Repeat the listing exactly as given, omitting every image.

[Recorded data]
::::::::

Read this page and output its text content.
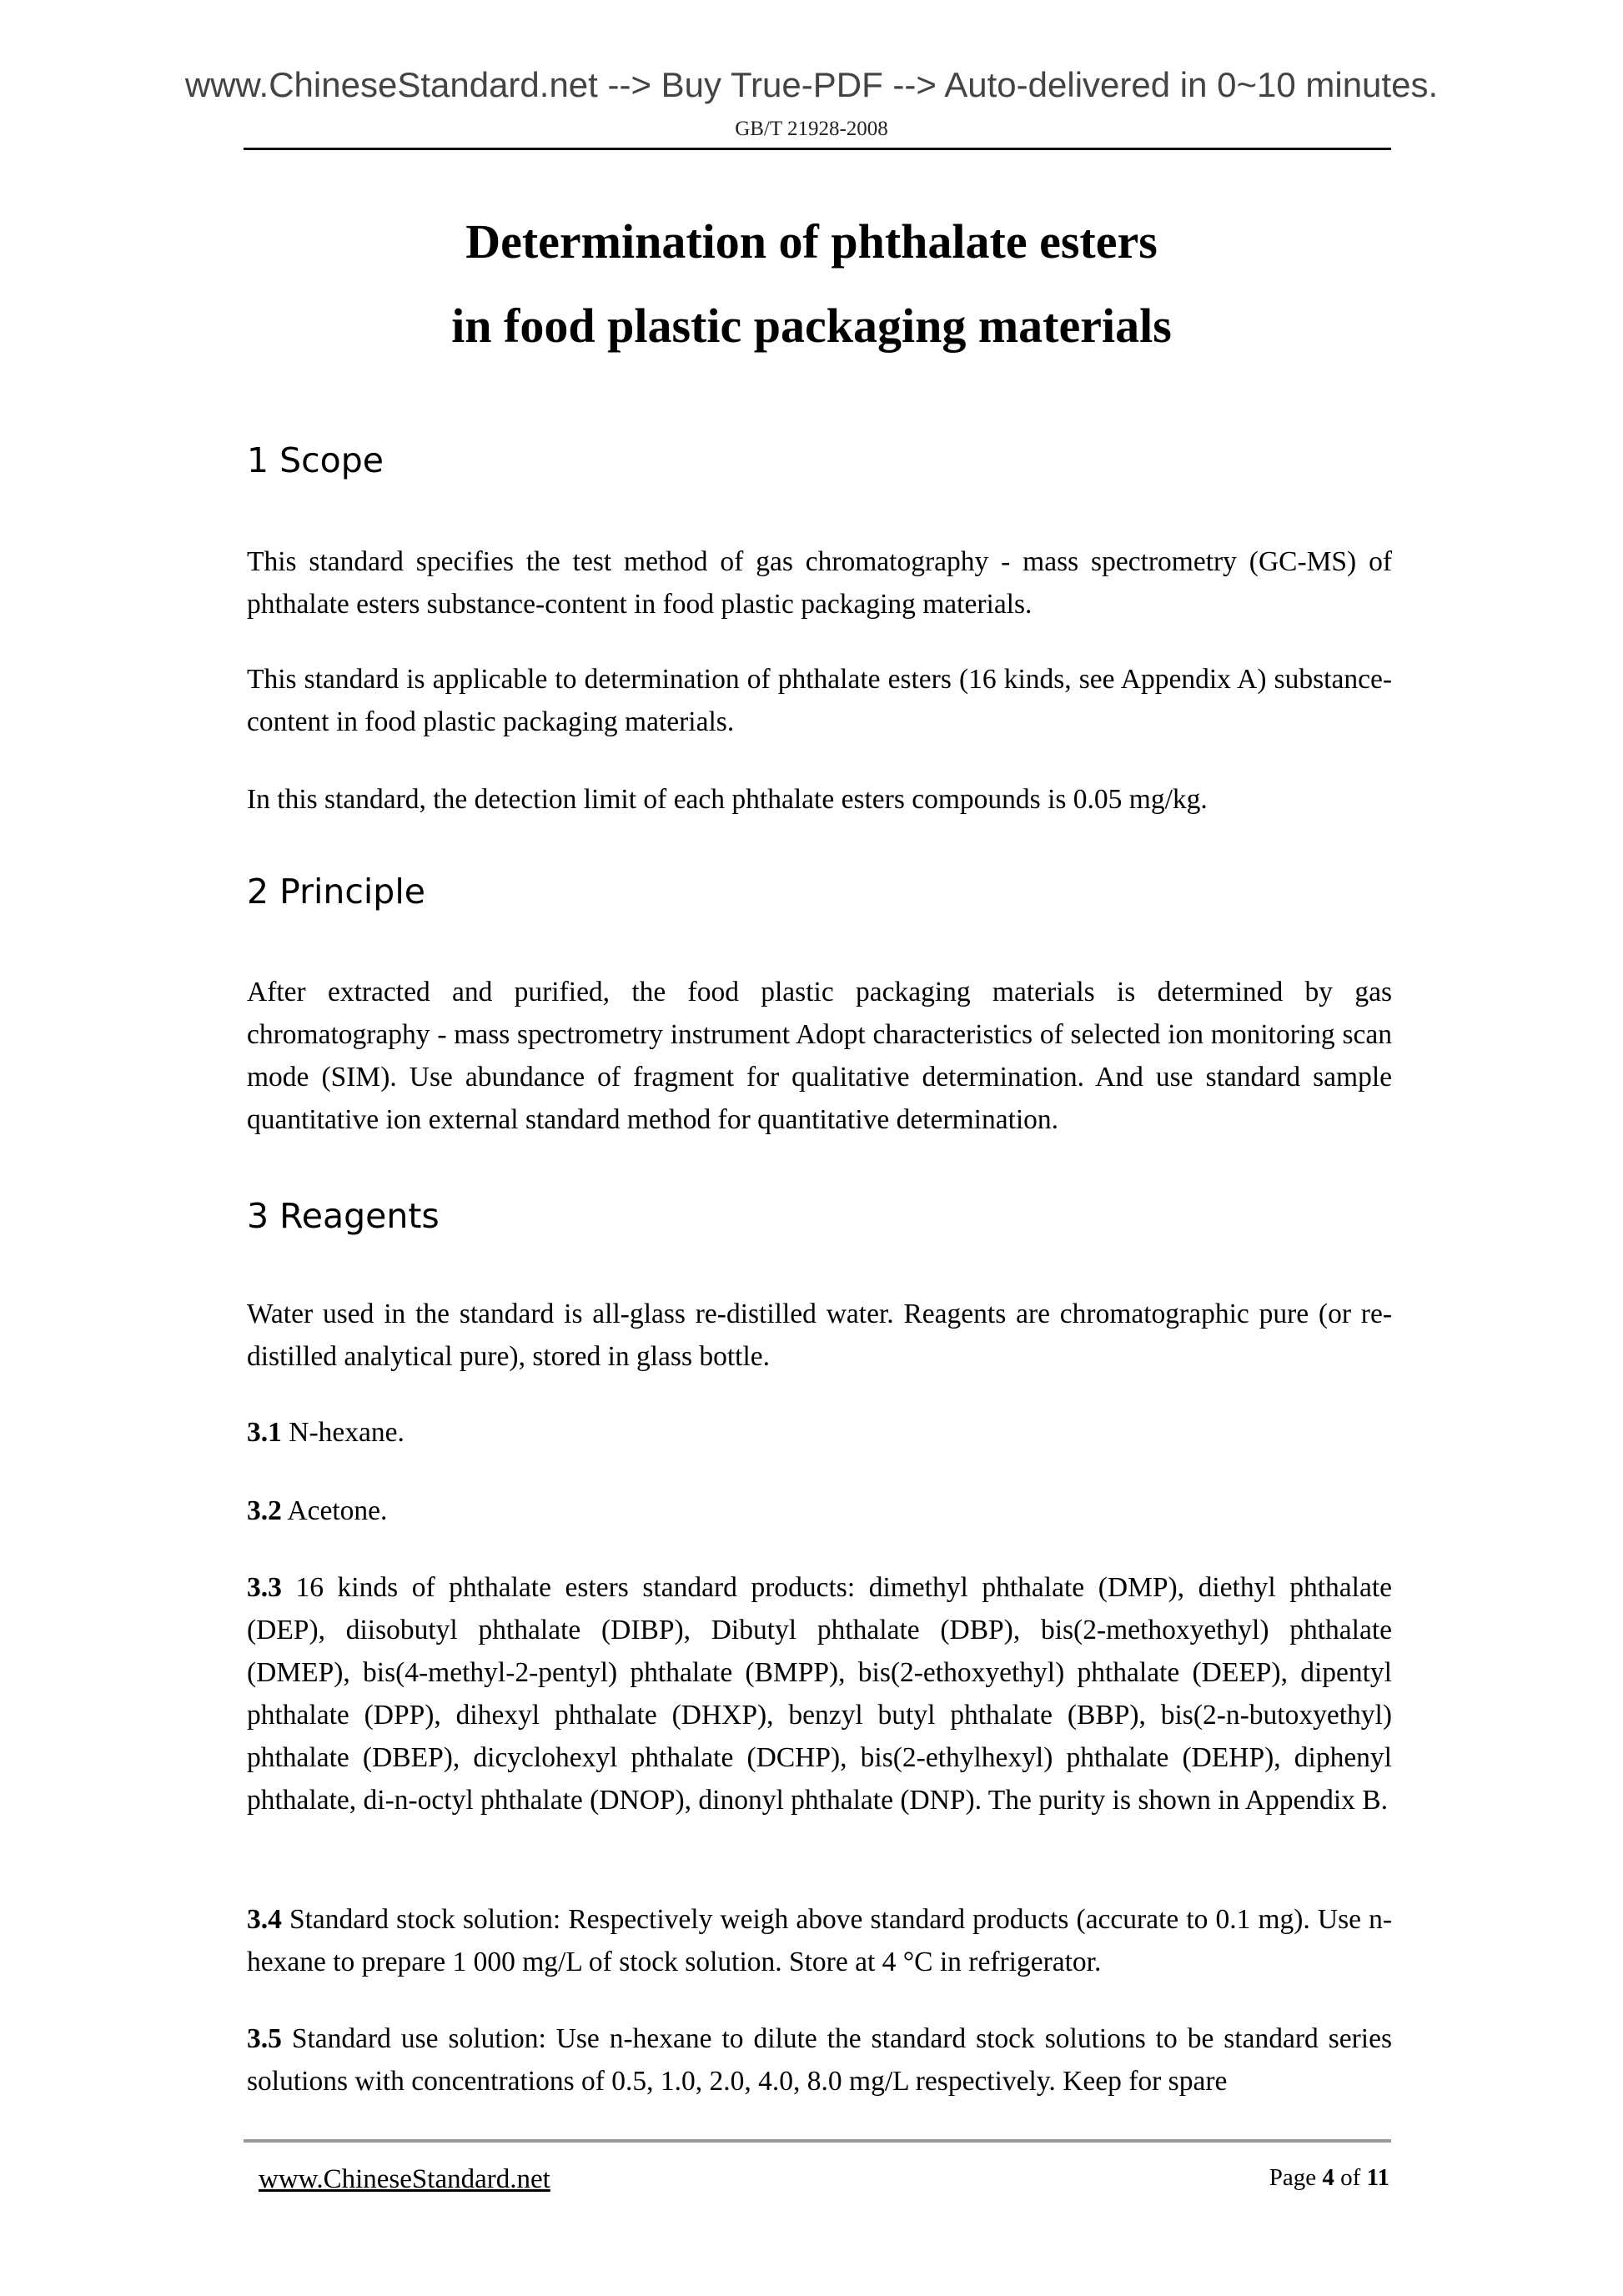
www.ChineseStandard.net --> Buy True-PDF --> Auto-delivered in 0~10 minutes.
GB/T 21928-2008
Determination of phthalate esters
in food plastic packaging materials
1 Scope

This standard specifies the test method of gas chromatography - mass spectrometry (GC-MS) of phthalate esters substance-content in food plastic packaging materials.

This standard is applicable to determination of phthalate esters (16 kinds, see Appendix A) substance-content in food plastic packaging materials.

In this standard, the detection limit of each phthalate esters compounds is 0.05 mg/kg.

2 Principle

After extracted and purified, the food plastic packaging materials is determined by gas chromatography - mass spectrometry instrument Adopt characteristics of selected ion monitoring scan mode (SIM). Use abundance of fragment for qualitative determination. And use standard sample quantitative ion external standard method for quantitative determination.

3 Reagents

Water used in the standard is all-glass re-distilled water. Reagents are chromatographic pure (or re-distilled analytical pure), stored in glass bottle.

3.1 N-hexane.

3.2 Acetone.

3.3 16 kinds of phthalate esters standard products: dimethyl phthalate (DMP), diethyl phthalate (DEP), diisobutyl phthalate (DIBP), Dibutyl phthalate (DBP), bis(2-methoxyethyl) phthalate (DMEP), bis(4-methyl-2-pentyl) phthalate (BMPP), bis(2-ethoxyethyl) phthalate (DEEP), dipentyl phthalate (DPP), dihexyl phthalate (DHXP), benzyl butyl phthalate (BBP), bis(2-n-butoxyethyl) phthalate (DBEP), dicyclohexyl phthalate (DCHP), bis(2-ethylhexyl) phthalate (DEHP), diphenyl phthalate, di-n-octyl phthalate (DNOP), dinonyl phthalate (DNP). The purity is shown in Appendix B.

3.4 Standard stock solution: Respectively weigh above standard products (accurate to 0.1 mg). Use n-hexane to prepare 1 000 mg/L of stock solution. Store at 4 °C in refrigerator.

3.5 Standard use solution: Use n-hexane to dilute the standard stock solutions to be standard series solutions with concentrations of 0.5, 1.0, 2.0, 4.0, 8.0 mg/L respectively. Keep for spare

www.ChineseStandard.net	Page 4 of 11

::::::::

- **Finished answer**
Read this page and output its text content.
www.ChineseStandard.net --> Buy True-PDF --> Auto-delivered in 0~10 minutes.
GB/T 21928-2008
Determination of phthalate esters
in food plastic packaging materials
1 Scope

This standard specifies the test method of gas chromatography - mass spectrometry (GC-MS) of phthalate esters substance-content in food plastic packaging materials.

This standard is applicable to determination of phthalate esters (16 kinds, see Appendix A) substance-content in food plastic packaging materials.

In this standard, the detection limit of each phthalate esters compounds is 0.05 mg/kg.

2 Principle

After extracted and purified, the food plastic packaging materials is determined by gas chromatography - mass spectrometry instrument Adopt characteristics of selected ion monitoring scan mode (SIM). Use abundance of fragment for qualitative determination. And use standard sample quantitative ion external standard method for quantitative determination.

3 Reagents

Water used in the standard is all-glass re-distilled water. Reagents are chromatographic pure (or re-distilled analytical pure), stored in glass bottle.

3.1 N-hexane.

3.2 Acetone.

3.3 16 kinds of phthalate esters standard products: dimethyl phthalate (DMP), diethyl phthalate (DEP), diisobutyl phthalate (DIBP), Dibutyl phthalate (DBP), bis(2-methoxyethyl) phthalate (DMEP), bis(4-methyl-2-pentyl) phthalate (BMPP), bis(2-ethoxyethyl) phthalate (DEEP), dipentyl phthalate (DPP), dihexyl phthalate (DHXP), benzyl butyl phthalate (BBP), bis(2-n-butoxyethyl) phthalate (DBEP), dicyclohexyl phthalate (DCHP), bis(2-ethylhexyl) phthalate (DEHP), diphenyl phthalate, di-n-octyl phthalate (DNOP), dinonyl phthalate (DNP). The purity is shown in Appendix B.

3.4 Standard stock solution: Respectively weigh above standard products (accurate to 0.1 mg). Use n-hexane to prepare 1 000 mg/L of stock solution. Store at 4 °C in refrigerator.

3.5 Standard use solution: Use n-hexane to dilute the standard stock solutions to be standard series solutions with concentrations of 0.5, 1.0, 2.0, 4.0, 8.0 mg/L respectively. Keep for spare

www.ChineseStandard.net	Page 4 of 11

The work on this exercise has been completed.